## PROBLEM
Using the material below, work out how many lines contain the word "thunderstorms". Reply with the number and nothing more.

## DATA EXCERPTS
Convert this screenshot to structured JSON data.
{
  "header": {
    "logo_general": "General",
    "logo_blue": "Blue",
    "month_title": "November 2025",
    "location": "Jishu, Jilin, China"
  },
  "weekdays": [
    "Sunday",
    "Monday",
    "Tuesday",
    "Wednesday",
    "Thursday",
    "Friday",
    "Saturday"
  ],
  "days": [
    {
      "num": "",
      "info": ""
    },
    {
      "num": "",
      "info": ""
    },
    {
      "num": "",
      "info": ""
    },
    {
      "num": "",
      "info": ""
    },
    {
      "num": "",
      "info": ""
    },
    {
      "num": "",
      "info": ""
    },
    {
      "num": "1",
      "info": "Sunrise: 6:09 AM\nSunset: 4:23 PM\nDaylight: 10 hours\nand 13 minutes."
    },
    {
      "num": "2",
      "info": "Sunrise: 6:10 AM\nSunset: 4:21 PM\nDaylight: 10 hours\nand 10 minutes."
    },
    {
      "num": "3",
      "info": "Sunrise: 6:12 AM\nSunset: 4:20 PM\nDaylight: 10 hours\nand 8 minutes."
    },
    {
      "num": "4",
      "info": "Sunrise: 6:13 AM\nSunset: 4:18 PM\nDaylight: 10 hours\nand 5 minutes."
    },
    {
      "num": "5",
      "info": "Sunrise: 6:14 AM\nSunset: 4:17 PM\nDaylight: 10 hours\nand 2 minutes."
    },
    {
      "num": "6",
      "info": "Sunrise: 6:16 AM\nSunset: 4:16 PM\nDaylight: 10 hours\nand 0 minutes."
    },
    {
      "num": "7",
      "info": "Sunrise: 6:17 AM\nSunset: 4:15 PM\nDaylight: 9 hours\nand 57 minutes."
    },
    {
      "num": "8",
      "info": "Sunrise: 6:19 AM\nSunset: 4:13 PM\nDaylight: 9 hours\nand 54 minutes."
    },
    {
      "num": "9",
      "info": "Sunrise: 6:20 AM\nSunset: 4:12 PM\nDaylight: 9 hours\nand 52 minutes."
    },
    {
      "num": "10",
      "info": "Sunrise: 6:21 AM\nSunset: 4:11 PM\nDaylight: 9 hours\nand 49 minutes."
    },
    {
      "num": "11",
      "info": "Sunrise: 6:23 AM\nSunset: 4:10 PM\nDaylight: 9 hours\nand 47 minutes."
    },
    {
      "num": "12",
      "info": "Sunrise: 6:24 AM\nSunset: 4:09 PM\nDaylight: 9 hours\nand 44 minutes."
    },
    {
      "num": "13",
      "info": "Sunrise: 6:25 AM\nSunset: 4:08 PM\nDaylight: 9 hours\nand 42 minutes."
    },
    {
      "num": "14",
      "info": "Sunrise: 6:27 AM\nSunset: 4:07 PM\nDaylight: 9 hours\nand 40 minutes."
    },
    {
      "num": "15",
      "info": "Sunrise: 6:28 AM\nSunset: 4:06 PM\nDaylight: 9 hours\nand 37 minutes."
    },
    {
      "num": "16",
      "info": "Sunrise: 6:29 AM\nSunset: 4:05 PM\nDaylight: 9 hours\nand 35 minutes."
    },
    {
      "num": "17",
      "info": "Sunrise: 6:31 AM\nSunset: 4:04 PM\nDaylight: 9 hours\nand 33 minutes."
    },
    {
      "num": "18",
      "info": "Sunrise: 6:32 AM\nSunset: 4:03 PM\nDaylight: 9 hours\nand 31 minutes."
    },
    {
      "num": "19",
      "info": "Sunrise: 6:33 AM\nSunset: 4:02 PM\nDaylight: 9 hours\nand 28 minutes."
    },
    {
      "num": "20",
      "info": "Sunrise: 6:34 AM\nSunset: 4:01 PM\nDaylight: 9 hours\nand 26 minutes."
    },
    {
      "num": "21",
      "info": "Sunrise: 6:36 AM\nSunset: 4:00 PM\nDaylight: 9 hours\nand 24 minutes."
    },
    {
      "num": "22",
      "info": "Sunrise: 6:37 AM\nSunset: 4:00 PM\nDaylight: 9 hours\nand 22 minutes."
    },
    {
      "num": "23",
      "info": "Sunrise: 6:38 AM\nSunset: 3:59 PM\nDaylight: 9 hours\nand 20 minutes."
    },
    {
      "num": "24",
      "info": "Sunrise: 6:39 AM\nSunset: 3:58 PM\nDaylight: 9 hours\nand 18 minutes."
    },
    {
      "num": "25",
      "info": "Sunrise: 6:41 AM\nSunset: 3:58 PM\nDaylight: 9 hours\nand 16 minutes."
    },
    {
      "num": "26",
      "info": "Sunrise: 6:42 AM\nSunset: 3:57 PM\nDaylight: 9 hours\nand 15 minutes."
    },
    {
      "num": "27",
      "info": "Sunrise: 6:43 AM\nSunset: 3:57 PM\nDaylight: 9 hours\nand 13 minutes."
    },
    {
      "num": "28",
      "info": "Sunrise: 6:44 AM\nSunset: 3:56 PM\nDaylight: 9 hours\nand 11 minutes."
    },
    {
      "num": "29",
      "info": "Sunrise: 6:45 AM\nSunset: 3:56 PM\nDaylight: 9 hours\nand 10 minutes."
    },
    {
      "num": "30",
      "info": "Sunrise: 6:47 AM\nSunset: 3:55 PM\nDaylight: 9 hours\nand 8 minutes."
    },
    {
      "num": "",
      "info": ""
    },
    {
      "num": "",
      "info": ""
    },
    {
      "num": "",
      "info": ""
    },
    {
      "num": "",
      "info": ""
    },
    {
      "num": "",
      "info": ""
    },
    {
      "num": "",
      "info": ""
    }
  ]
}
...
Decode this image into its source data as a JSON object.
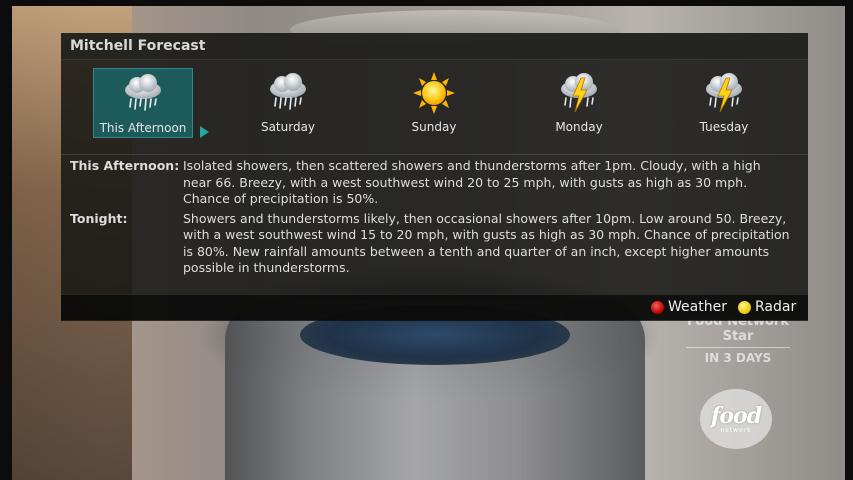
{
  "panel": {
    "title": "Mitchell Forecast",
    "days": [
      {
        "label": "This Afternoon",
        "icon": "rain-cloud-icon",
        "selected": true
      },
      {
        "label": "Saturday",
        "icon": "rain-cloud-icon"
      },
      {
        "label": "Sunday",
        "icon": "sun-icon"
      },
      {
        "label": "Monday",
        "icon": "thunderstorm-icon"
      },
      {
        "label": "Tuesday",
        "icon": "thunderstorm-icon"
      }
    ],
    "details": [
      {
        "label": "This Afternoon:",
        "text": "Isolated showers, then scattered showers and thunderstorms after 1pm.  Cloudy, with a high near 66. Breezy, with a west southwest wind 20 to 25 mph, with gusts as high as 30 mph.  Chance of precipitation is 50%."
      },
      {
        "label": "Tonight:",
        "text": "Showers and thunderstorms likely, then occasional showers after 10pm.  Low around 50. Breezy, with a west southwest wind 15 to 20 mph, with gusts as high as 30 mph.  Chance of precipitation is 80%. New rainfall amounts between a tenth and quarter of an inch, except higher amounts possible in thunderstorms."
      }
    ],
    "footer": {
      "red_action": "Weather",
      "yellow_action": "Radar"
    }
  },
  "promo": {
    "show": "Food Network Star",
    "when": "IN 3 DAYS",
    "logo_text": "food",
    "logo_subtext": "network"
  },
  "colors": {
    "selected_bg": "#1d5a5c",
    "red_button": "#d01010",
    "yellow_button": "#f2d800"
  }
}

## REPLY TO THE EXERCISE
2